Exercise details: Copy out the lines that have "ноября" in them.

Provided records:
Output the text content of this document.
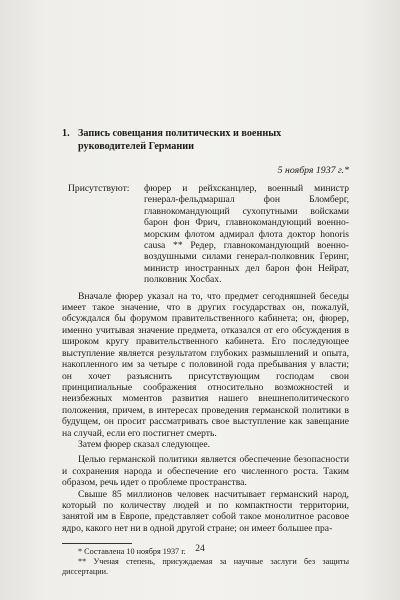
1. Запись совещания политических и военных руководителей Германии
5 ноября 1937 г.*
Присутствуют:	фюрер и рейхсканцлер, военный министр генерал-фельдмаршал фон Бломберг, главнокомандующий сухопутными войсками барон фон Фрич, главнокомандующий военно-морским флотом адмирал флота доктор honoris causa ** Редер, главнокомандующий военно-воздушными силами генерал-полковник Геринг, министр иностранных дел барон фон Нейрат, полковник Хосбах.

Вначале фюрер указал на то, что предмет сегодняшней беседы имеет такое значение, что в других государствах он, пожалуй, обсуждался бы форумом правительственного кабинета; он, фюрер, именно учитывая значение предмета, отказался от его обсуждения в широком кругу правительственного кабинета. Его последующее выступление является результатом глубоких размышлений и опыта, накопленного им за четыре с половиной года пребывания у власти; он хочет разъяснить присутствующим господам свои принципиальные соображения относительно возможностей и неизбежных моментов развития нашего внешнеполитического положения, причем, в интересах проведения германской политики в будущем, он просит рассматривать свое выступление как завещание на случай, если его постигнет смерть.

Затем фюрер сказал следующее.

Целью германской политики является обеспечение безопасности и сохранения народа и обеспечение его численного роста. Таким образом, речь идет о проблеме пространства.

Свыше 85 миллионов человек насчитывает германский народ, который по количеству людей и по компактности территории, занятой им в Европе, представляет собой такое монолитное расовое ядро, какого нет ни в одной другой стране; он имеет большее пра-

* Составлена 10 ноября 1937 г.

** Ученая степень, присуждаемая за научные заслуги без защиты диссертации.

24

Solution to the exercise:
5 ноября 1937 г.*
* Составлена 10 ноября 1937 г.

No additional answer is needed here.